• WHAT YOU ARE ASKED TO DO: Omit the pictures, then reproduce every remaining record exactly.

** start PROVIDED DATA **

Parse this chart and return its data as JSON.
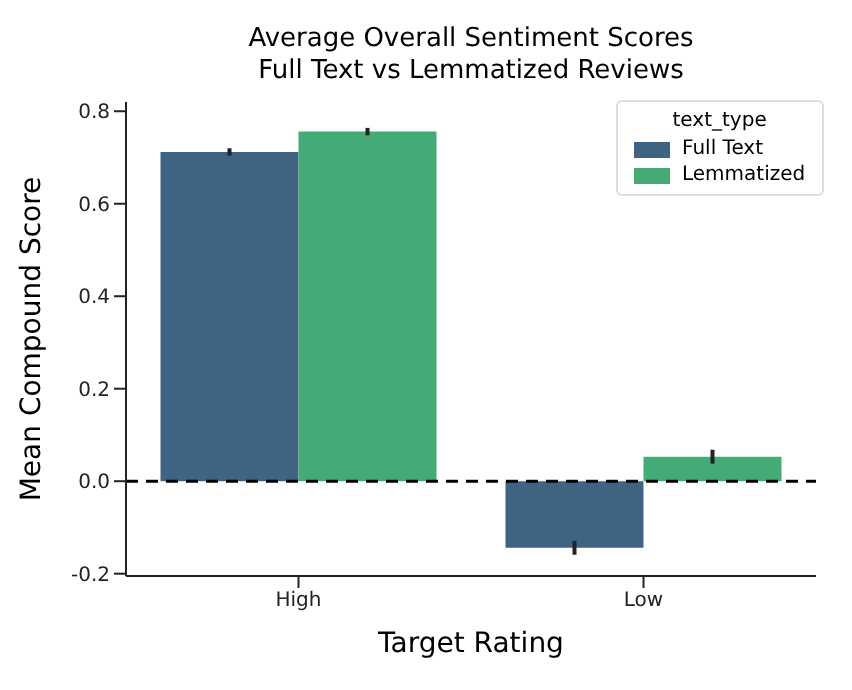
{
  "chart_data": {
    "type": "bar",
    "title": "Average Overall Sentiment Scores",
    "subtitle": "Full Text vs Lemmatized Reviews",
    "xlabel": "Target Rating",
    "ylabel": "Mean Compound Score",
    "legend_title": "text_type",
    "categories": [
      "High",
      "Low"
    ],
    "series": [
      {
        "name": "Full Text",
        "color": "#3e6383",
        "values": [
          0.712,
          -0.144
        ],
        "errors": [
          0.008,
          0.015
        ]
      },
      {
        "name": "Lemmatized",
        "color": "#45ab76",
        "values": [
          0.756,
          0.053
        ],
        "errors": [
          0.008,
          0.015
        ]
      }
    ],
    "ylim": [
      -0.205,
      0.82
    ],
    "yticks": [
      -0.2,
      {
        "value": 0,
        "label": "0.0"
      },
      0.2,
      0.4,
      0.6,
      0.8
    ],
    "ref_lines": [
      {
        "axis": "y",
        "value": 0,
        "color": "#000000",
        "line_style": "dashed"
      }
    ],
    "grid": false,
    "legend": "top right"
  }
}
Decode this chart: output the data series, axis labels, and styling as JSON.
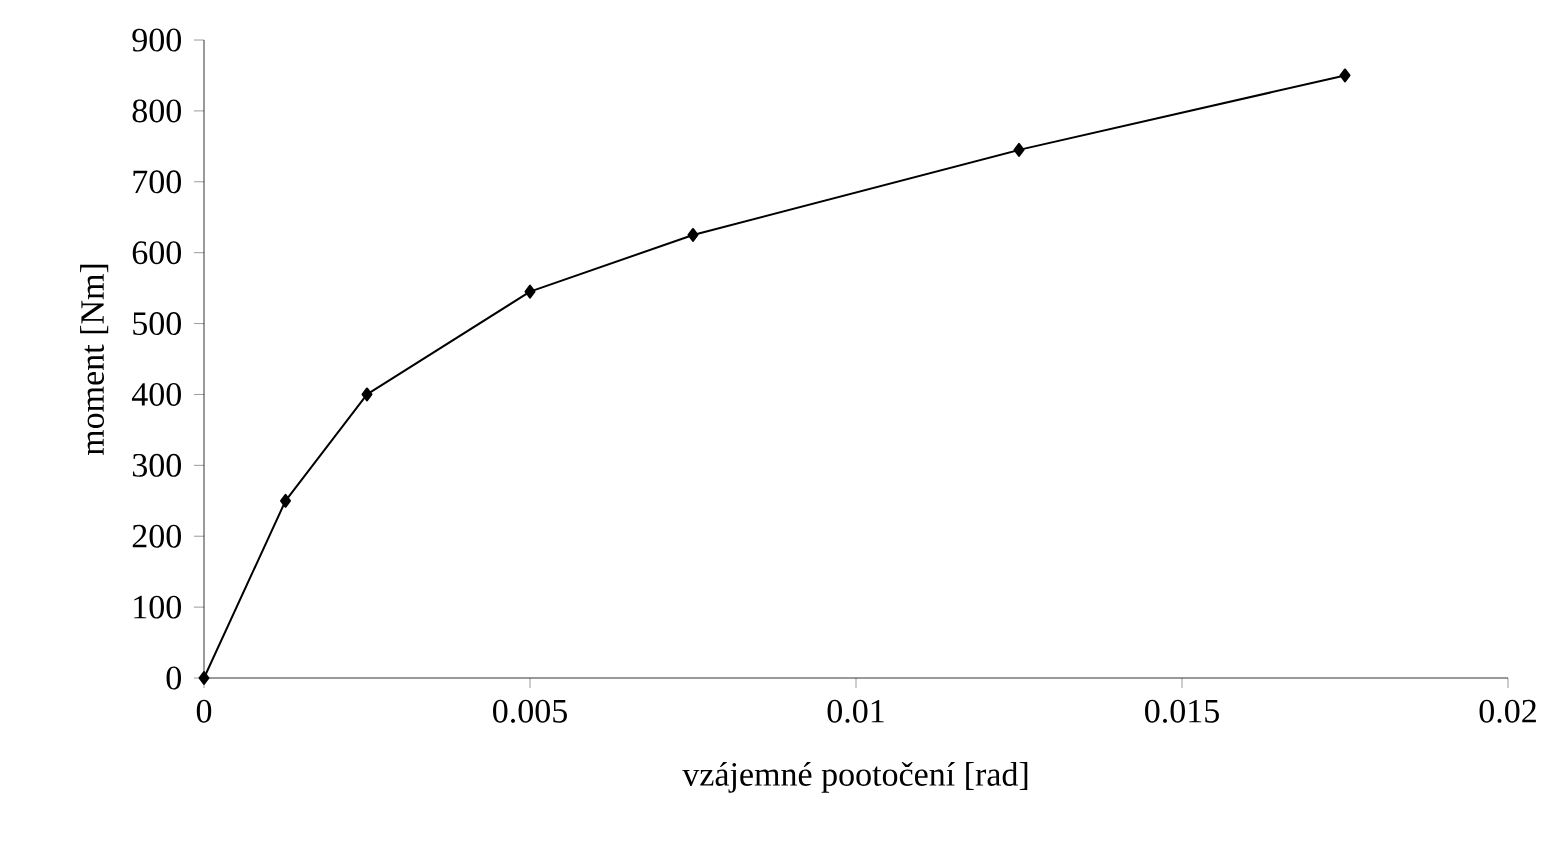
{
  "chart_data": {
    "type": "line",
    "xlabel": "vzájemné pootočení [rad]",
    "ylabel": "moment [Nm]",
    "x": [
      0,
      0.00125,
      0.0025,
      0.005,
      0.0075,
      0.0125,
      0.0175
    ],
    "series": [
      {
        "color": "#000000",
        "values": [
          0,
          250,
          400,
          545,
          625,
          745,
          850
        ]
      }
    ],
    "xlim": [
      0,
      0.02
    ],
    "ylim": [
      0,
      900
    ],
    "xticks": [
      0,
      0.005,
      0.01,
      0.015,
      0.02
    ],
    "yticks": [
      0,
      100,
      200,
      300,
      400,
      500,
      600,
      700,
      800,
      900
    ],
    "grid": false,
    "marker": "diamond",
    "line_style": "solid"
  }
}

** end PROVIDED DATA **

• EXERCISE OUTPUT:
Parse this chart and return its data as JSON.
{
  "chart_data": {
    "type": "bar",
    "title": "Average Overall Sentiment Scores",
    "subtitle": "Full Text vs Lemmatized Reviews",
    "xlabel": "Target Rating",
    "ylabel": "Mean Compound Score",
    "legend_title": "text_type",
    "categories": [
      "High",
      "Low"
    ],
    "series": [
      {
        "name": "Full Text",
        "color": "#3e6383",
        "values": [
          0.712,
          -0.144
        ],
        "errors": [
          0.008,
          0.015
        ]
      },
      {
        "name": "Lemmatized",
        "color": "#45ab76",
        "values": [
          0.756,
          0.053
        ],
        "errors": [
          0.008,
          0.015
        ]
      }
    ],
    "ylim": [
      -0.205,
      0.82
    ],
    "yticks": [
      -0.2,
      {
        "value": 0,
        "label": "0.0"
      },
      0.2,
      0.4,
      0.6,
      0.8
    ],
    "ref_lines": [
      {
        "axis": "y",
        "value": 0,
        "color": "#000000",
        "line_style": "dashed"
      }
    ],
    "grid": false,
    "legend": "top right"
  }
}
Decode this chart: output the data series, axis labels, and styling as JSON.
{
  "chart_data": {
    "type": "line",
    "xlabel": "vzájemné pootočení [rad]",
    "ylabel": "moment [Nm]",
    "x": [
      0,
      0.00125,
      0.0025,
      0.005,
      0.0075,
      0.0125,
      0.0175
    ],
    "series": [
      {
        "color": "#000000",
        "values": [
          0,
          250,
          400,
          545,
          625,
          745,
          850
        ]
      }
    ],
    "xlim": [
      0,
      0.02
    ],
    "ylim": [
      0,
      900
    ],
    "xticks": [
      0,
      0.005,
      0.01,
      0.015,
      0.02
    ],
    "yticks": [
      0,
      100,
      200,
      300,
      400,
      500,
      600,
      700,
      800,
      900
    ],
    "grid": false,
    "marker": "diamond",
    "line_style": "solid"
  }
}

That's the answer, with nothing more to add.